Count every line below that contains "First", then state the total with no other output.

BEGIN Source records

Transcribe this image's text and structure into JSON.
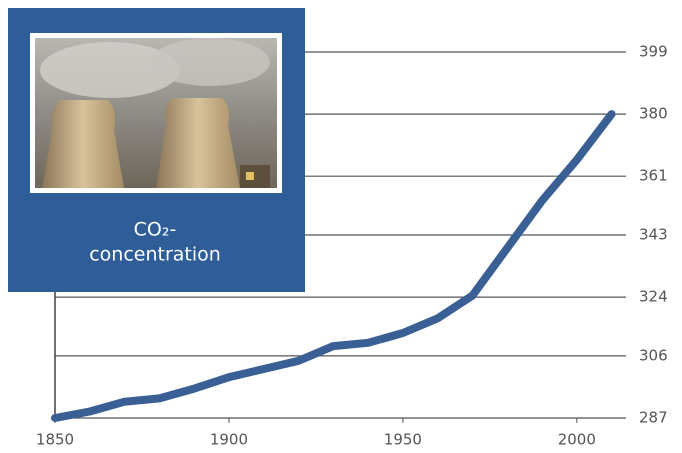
{
  "chart_data": {
    "type": "line",
    "annotation": [
      "CO₂-",
      "concentration"
    ],
    "x": [
      1850,
      1860,
      1870,
      1880,
      1890,
      1900,
      1910,
      1920,
      1930,
      1940,
      1950,
      1960,
      1970,
      1980,
      1990,
      2000,
      2010
    ],
    "series": [
      {
        "color": "#3a5f95",
        "values": [
          287,
          289,
          292,
          293,
          296,
          299.5,
          302,
          304.5,
          309,
          310,
          313,
          317.5,
          324.5,
          339,
          353.5,
          366,
          380
        ]
      }
    ],
    "xlim": [
      1850,
      2015
    ],
    "xticks": [
      1850,
      1900,
      1950,
      2000
    ],
    "ylim": [
      287,
      399
    ],
    "yticks": [
      287,
      306,
      324,
      343,
      361,
      380,
      399
    ],
    "grid": true
  }
}
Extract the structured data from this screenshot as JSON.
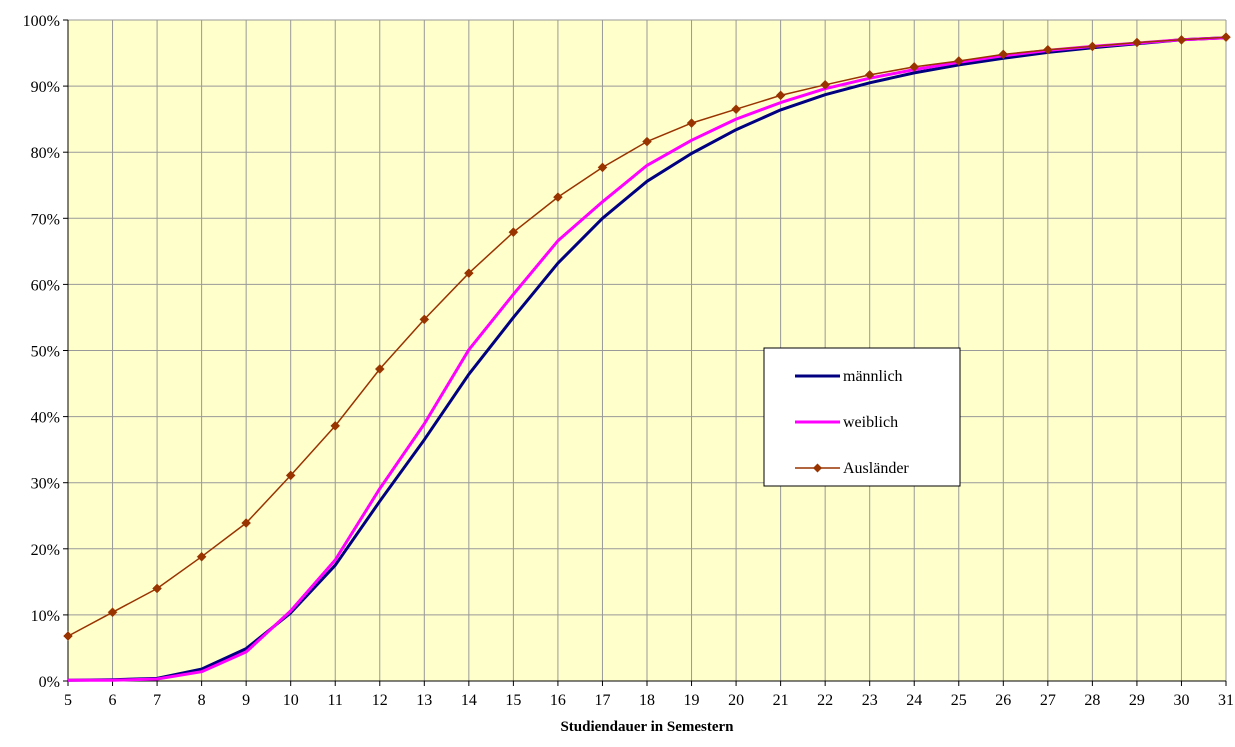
{
  "chart_data": {
    "type": "line",
    "xlabel": "Studiendauer in Semestern",
    "ylabel": "",
    "x": [
      5,
      6,
      7,
      8,
      9,
      10,
      11,
      12,
      13,
      14,
      15,
      16,
      17,
      18,
      19,
      20,
      21,
      22,
      23,
      24,
      25,
      26,
      27,
      28,
      29,
      30,
      31
    ],
    "xlim": [
      5,
      31
    ],
    "ylim": [
      0,
      100
    ],
    "y_ticks": [
      0,
      10,
      20,
      30,
      40,
      50,
      60,
      70,
      80,
      90,
      100
    ],
    "y_tick_labels": [
      "0%",
      "10%",
      "20%",
      "30%",
      "40%",
      "50%",
      "60%",
      "70%",
      "80%",
      "90%",
      "100%"
    ],
    "x_tick_labels": [
      "5",
      "6",
      "7",
      "8",
      "9",
      "10",
      "11",
      "12",
      "13",
      "14",
      "15",
      "16",
      "17",
      "18",
      "19",
      "20",
      "21",
      "22",
      "23",
      "24",
      "25",
      "26",
      "27",
      "28",
      "29",
      "30",
      "31"
    ],
    "grid": true,
    "plot_background": "#FFFFCC",
    "grid_color": "#999999",
    "legend_position": "center-right",
    "series": [
      {
        "name": "männlich",
        "color": "#000080",
        "marker": "none",
        "values": [
          0.1,
          0.2,
          0.4,
          1.8,
          4.9,
          10.3,
          17.5,
          27.2,
          36.5,
          46.4,
          55.0,
          63.2,
          70.0,
          75.6,
          79.8,
          83.4,
          86.4,
          88.7,
          90.5,
          92.0,
          93.2,
          94.2,
          95.1,
          95.8,
          96.4,
          97.0,
          97.3
        ]
      },
      {
        "name": "weiblich",
        "color": "#FF00FF",
        "marker": "none",
        "values": [
          0.1,
          0.1,
          0.3,
          1.4,
          4.4,
          10.6,
          18.3,
          29.1,
          38.9,
          50.1,
          58.5,
          66.6,
          72.5,
          78.0,
          81.8,
          85.0,
          87.5,
          89.6,
          91.2,
          92.5,
          93.6,
          94.6,
          95.4,
          96.0,
          96.5,
          97.0,
          97.3
        ]
      },
      {
        "name": "Ausländer",
        "color": "#993300",
        "marker": "diamond",
        "values": [
          6.8,
          10.4,
          14.0,
          18.8,
          23.9,
          31.1,
          38.6,
          47.2,
          54.7,
          61.7,
          67.9,
          73.2,
          77.7,
          81.6,
          84.4,
          86.5,
          88.6,
          90.2,
          91.7,
          92.9,
          93.8,
          94.8,
          95.5,
          96.0,
          96.6,
          97.0,
          97.4
        ]
      }
    ]
  }
}
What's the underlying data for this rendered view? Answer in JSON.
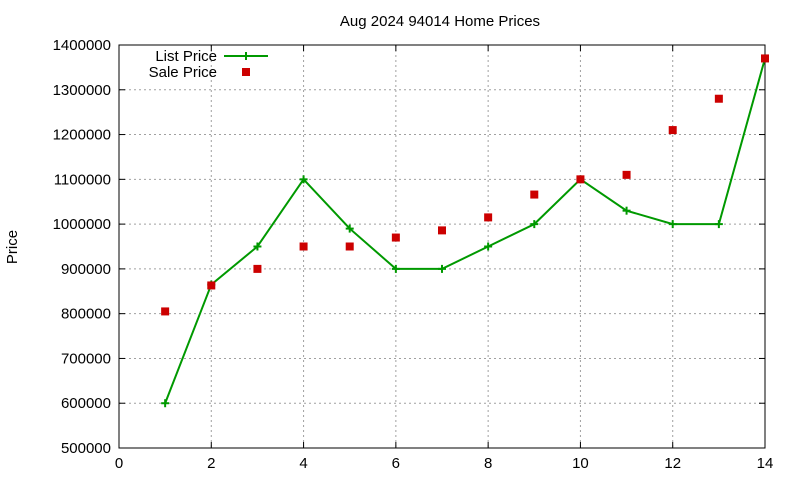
{
  "chart_data": {
    "type": "line",
    "title": "Aug 2024 94014 Home Prices",
    "xlabel": "",
    "ylabel": "Price",
    "xlim": [
      0,
      14
    ],
    "ylim": [
      500000,
      1400000
    ],
    "x_ticks": [
      0,
      2,
      4,
      6,
      8,
      10,
      12,
      14
    ],
    "y_ticks": [
      500000,
      600000,
      700000,
      800000,
      900000,
      1000000,
      1100000,
      1200000,
      1300000,
      1400000
    ],
    "grid": true,
    "legend_position": "top-left",
    "series": [
      {
        "name": "List Price",
        "style": "line-with-plus-markers",
        "color": "#009900",
        "x": [
          1,
          2,
          3,
          4,
          5,
          6,
          7,
          8,
          9,
          10,
          11,
          12,
          13,
          14
        ],
        "values": [
          600000,
          865000,
          950000,
          1100000,
          990000,
          900000,
          900000,
          950000,
          1000000,
          1100000,
          1030000,
          1000000,
          1000000,
          1370000
        ]
      },
      {
        "name": "Sale Price",
        "style": "square-markers",
        "color": "#cc0000",
        "x": [
          1,
          2,
          3,
          4,
          5,
          6,
          7,
          8,
          9,
          10,
          11,
          12,
          13,
          14
        ],
        "values": [
          805000,
          863000,
          900000,
          950000,
          950000,
          970000,
          986000,
          1015000,
          1066000,
          1100000,
          1110000,
          1210000,
          1280000,
          1370000
        ]
      }
    ]
  }
}
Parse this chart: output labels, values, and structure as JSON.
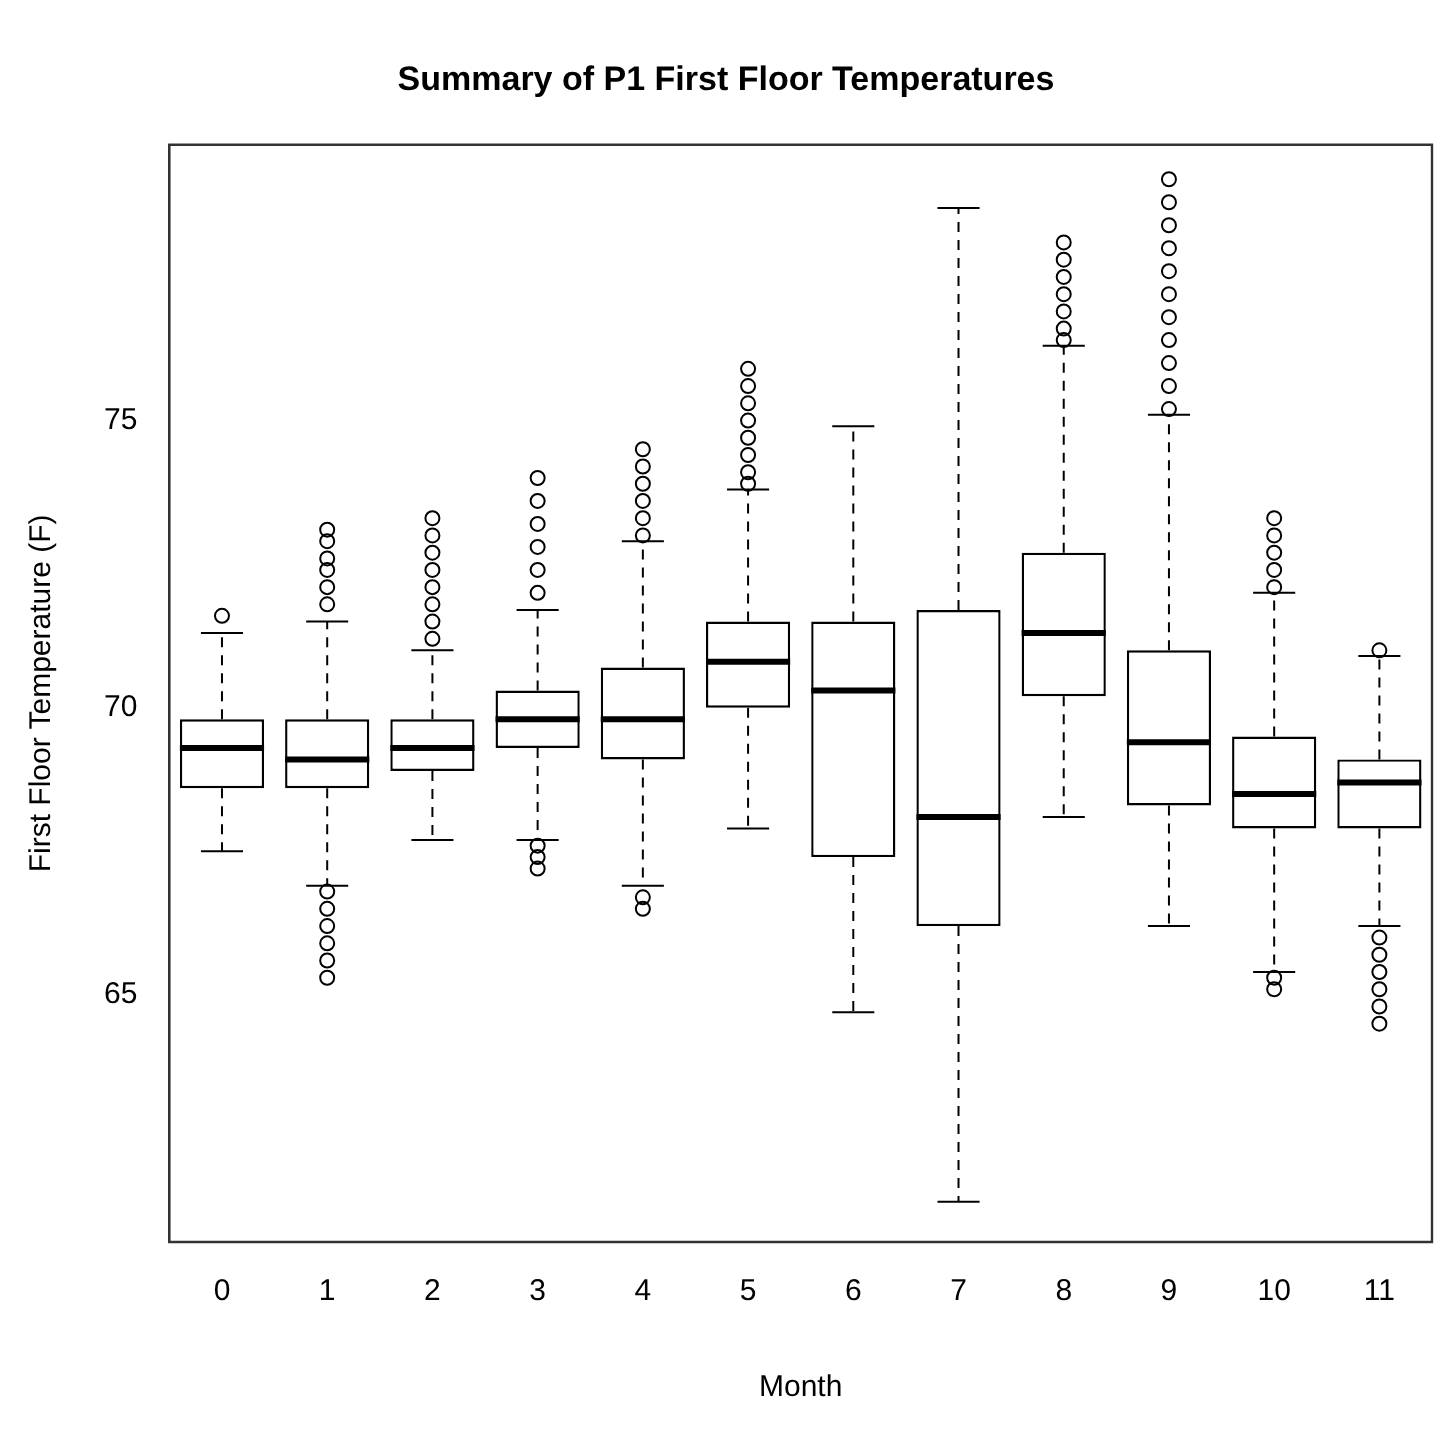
{
  "chart_data": {
    "type": "box",
    "title": "Summary of P1 First Floor Temperatures",
    "xlabel": "Month",
    "ylabel": "First Floor Temperature (F)",
    "categories": [
      "0",
      "1",
      "2",
      "3",
      "4",
      "5",
      "6",
      "7",
      "8",
      "9",
      "10",
      "11"
    ],
    "ylim": [
      60.7,
      79.8
    ],
    "yticks": [
      65,
      70,
      75
    ],
    "grid": false,
    "boxes": [
      {
        "low": 67.5,
        "q1": 68.6,
        "median": 69.3,
        "q3": 69.8,
        "high": 71.3,
        "outliers": [
          71.6
        ]
      },
      {
        "low": 66.9,
        "q1": 68.6,
        "median": 69.1,
        "q3": 69.8,
        "high": 71.5,
        "outliers": [
          73.1,
          72.9,
          72.6,
          72.4,
          72.1,
          71.8,
          66.8,
          66.5,
          66.2,
          65.9,
          65.6,
          65.3
        ]
      },
      {
        "low": 67.7,
        "q1": 68.9,
        "median": 69.3,
        "q3": 69.8,
        "high": 71.0,
        "outliers": [
          73.3,
          73.0,
          72.7,
          72.4,
          72.1,
          71.8,
          71.5,
          71.2
        ]
      },
      {
        "low": 67.7,
        "q1": 69.3,
        "median": 69.8,
        "q3": 70.3,
        "high": 71.7,
        "outliers": [
          74.0,
          73.6,
          73.2,
          72.8,
          72.4,
          72.0,
          67.6,
          67.4,
          67.2
        ]
      },
      {
        "low": 66.9,
        "q1": 69.1,
        "median": 69.8,
        "q3": 70.7,
        "high": 72.9,
        "outliers": [
          74.5,
          74.2,
          73.9,
          73.6,
          73.3,
          73.0,
          66.7,
          66.5
        ]
      },
      {
        "low": 67.9,
        "q1": 70.0,
        "median": 70.8,
        "q3": 71.5,
        "high": 73.8,
        "outliers": [
          75.9,
          75.6,
          75.3,
          75.0,
          74.7,
          74.4,
          74.1,
          73.9
        ]
      },
      {
        "low": 64.7,
        "q1": 67.4,
        "median": 70.3,
        "q3": 71.5,
        "high": 74.9
      },
      {
        "low": 61.4,
        "q1": 66.2,
        "median": 68.1,
        "q3": 71.7,
        "high": 78.7
      },
      {
        "low": 68.1,
        "q1": 70.2,
        "median": 71.3,
        "q3": 72.7,
        "high": 76.3,
        "outliers": [
          78.1,
          77.8,
          77.5,
          77.2,
          76.9,
          76.6,
          76.4
        ]
      },
      {
        "low": 66.2,
        "q1": 68.3,
        "median": 69.4,
        "q3": 71.0,
        "high": 75.1,
        "outliers": [
          79.2,
          78.8,
          78.4,
          78.0,
          77.6,
          77.2,
          76.8,
          76.4,
          76.0,
          75.6,
          75.2
        ]
      },
      {
        "low": 65.4,
        "q1": 67.9,
        "median": 68.5,
        "q3": 69.5,
        "high": 72.0,
        "outliers": [
          73.3,
          73.0,
          72.7,
          72.4,
          72.1,
          65.3,
          65.1
        ]
      },
      {
        "low": 66.2,
        "q1": 67.9,
        "median": 68.7,
        "q3": 69.1,
        "high": 70.9,
        "outliers": [
          71.0,
          66.0,
          65.7,
          65.4,
          65.1,
          64.8,
          64.5
        ]
      }
    ]
  }
}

END Source records

Solved exercise ->
2